(Excerpts from a figure dataset)
......

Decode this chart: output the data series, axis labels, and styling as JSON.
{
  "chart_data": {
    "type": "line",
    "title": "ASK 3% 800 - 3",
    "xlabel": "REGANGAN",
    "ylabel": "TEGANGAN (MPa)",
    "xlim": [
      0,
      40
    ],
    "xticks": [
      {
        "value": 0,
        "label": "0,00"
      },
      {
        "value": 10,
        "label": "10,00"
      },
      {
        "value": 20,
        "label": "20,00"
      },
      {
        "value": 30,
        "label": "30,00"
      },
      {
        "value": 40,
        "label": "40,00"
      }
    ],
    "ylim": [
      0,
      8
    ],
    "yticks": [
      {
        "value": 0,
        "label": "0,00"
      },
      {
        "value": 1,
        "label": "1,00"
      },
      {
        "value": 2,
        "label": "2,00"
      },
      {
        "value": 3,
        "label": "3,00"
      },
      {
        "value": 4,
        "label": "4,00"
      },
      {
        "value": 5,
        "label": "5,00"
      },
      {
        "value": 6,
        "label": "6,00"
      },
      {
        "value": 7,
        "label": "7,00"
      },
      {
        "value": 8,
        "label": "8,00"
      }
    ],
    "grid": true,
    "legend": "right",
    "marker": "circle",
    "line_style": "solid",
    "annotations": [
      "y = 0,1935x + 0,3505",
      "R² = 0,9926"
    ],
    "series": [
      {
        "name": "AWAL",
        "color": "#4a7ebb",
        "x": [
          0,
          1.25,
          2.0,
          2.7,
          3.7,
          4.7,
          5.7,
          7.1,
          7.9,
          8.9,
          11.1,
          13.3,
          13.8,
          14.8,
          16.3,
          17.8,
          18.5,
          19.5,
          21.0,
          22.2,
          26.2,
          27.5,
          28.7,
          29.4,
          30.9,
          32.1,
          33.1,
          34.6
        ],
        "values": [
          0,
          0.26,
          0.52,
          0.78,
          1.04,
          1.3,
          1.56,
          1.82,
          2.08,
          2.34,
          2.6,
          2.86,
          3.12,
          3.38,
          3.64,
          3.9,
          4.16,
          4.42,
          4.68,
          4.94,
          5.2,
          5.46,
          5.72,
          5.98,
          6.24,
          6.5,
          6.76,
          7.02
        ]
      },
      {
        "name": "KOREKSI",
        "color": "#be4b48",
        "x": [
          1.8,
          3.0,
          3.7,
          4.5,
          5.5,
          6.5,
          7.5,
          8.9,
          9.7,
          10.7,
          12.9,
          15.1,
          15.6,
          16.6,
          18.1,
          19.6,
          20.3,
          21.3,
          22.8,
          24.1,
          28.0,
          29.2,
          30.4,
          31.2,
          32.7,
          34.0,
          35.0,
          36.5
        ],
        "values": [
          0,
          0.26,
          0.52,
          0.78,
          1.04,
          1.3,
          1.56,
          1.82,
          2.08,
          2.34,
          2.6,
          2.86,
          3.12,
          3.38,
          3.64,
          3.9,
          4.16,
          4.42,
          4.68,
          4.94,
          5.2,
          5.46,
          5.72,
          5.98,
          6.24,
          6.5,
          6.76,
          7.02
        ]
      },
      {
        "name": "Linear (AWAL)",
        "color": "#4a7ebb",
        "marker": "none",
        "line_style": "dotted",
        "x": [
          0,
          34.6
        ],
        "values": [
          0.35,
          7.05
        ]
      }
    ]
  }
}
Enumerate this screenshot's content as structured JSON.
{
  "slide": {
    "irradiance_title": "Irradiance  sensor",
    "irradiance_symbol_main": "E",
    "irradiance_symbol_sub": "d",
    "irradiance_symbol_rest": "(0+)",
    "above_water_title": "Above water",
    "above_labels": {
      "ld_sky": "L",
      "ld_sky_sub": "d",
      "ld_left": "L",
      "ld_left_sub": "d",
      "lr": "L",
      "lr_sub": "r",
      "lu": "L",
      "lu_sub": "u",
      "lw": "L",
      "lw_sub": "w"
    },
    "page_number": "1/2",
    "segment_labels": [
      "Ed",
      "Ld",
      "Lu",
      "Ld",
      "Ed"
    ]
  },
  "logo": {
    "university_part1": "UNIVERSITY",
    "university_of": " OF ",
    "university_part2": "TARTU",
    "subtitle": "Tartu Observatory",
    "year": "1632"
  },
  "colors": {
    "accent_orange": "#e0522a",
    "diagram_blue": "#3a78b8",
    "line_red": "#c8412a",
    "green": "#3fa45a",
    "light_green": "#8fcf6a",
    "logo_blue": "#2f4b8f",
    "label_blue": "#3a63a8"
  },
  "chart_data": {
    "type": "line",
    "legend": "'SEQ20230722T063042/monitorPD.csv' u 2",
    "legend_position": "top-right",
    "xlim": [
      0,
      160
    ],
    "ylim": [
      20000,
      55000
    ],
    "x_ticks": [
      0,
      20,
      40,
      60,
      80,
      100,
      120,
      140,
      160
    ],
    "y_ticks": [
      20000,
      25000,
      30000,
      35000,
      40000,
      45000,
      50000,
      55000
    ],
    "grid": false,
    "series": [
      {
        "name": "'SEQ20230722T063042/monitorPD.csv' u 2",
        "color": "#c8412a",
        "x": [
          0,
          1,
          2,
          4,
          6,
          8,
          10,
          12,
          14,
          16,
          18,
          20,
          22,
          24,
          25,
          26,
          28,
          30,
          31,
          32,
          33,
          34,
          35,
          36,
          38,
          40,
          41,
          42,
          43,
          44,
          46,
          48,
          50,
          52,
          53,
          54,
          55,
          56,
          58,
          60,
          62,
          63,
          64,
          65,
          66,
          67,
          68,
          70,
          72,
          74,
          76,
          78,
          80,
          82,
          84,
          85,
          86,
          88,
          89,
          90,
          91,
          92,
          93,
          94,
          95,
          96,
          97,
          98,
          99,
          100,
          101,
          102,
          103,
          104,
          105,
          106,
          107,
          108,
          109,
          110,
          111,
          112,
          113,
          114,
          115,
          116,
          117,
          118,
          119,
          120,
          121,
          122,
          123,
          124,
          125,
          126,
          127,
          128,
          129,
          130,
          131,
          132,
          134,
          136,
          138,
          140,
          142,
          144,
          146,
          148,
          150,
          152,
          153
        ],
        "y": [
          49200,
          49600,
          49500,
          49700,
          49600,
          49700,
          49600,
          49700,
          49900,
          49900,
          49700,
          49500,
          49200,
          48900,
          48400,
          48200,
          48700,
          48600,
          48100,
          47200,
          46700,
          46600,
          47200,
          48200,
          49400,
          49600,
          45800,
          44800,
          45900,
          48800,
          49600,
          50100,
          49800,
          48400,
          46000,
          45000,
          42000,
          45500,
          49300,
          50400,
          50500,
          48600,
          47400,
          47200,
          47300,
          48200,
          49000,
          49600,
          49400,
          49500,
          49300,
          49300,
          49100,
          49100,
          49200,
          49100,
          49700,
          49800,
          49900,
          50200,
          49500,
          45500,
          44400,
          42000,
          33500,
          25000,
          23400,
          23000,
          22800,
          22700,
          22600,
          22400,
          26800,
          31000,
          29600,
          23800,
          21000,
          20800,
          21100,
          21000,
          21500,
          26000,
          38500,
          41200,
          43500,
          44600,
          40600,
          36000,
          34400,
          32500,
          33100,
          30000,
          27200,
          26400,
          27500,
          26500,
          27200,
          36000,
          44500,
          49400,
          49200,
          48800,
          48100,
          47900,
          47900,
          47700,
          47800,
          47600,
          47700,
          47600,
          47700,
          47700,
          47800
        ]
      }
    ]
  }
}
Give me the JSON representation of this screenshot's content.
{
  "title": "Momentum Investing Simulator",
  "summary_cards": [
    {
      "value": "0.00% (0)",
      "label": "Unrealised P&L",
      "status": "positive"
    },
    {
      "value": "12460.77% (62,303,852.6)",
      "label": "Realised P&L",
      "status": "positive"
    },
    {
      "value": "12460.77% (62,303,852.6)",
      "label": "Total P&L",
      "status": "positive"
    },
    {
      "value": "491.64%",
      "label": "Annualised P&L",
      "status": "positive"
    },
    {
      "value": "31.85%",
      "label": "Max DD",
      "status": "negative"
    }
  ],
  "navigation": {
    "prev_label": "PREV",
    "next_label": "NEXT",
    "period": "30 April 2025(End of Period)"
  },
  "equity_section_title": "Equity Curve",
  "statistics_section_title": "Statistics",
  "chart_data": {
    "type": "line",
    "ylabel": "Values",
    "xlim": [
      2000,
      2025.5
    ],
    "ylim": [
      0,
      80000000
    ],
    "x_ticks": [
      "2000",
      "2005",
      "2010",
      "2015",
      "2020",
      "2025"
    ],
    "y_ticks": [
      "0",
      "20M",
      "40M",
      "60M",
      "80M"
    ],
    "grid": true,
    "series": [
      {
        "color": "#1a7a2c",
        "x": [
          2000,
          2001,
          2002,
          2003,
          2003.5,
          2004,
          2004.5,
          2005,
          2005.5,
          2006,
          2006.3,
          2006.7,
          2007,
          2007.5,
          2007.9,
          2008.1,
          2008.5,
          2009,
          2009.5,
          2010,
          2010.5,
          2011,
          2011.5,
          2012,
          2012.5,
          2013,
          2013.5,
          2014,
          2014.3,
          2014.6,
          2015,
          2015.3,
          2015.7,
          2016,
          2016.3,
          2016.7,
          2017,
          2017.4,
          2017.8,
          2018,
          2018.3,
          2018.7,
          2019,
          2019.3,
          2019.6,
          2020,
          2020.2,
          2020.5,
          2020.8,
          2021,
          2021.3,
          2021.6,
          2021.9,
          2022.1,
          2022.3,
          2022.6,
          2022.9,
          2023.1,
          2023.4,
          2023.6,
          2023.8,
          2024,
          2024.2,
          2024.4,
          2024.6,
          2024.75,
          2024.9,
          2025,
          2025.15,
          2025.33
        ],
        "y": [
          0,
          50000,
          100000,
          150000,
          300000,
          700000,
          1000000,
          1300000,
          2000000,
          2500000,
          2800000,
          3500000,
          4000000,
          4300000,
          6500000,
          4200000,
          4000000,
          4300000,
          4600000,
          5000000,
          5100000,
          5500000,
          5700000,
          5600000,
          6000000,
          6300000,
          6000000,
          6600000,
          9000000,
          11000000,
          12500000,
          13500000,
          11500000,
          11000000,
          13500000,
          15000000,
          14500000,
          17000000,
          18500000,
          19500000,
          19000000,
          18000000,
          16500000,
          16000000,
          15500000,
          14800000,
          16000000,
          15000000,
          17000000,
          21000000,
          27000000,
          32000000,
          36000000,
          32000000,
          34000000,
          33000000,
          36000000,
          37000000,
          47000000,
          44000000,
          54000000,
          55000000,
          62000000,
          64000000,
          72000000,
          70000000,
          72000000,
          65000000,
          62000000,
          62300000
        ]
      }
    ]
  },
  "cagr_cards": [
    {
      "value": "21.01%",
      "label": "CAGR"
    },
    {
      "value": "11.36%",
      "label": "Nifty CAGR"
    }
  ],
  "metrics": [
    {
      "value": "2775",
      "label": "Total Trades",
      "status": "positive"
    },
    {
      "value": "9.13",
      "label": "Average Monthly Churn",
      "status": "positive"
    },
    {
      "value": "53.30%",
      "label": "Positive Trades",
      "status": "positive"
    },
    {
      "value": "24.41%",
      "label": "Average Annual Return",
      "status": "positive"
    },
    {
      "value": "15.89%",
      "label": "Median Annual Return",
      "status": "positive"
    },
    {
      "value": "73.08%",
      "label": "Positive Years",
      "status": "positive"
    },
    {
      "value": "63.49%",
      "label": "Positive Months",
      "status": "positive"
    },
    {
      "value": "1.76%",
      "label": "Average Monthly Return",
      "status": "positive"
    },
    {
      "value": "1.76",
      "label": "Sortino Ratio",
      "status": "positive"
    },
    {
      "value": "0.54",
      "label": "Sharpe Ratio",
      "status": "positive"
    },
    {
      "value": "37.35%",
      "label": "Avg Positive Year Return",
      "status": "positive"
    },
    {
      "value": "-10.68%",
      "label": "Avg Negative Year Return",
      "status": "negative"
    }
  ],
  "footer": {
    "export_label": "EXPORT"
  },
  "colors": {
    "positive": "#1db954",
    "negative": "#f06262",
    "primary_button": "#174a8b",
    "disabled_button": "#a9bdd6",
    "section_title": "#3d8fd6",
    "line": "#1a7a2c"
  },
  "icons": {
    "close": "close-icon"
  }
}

......

[Your task]
Among the entries, how many lines include the word "this"? Answer with a single number and nothing further.

[Task result]
3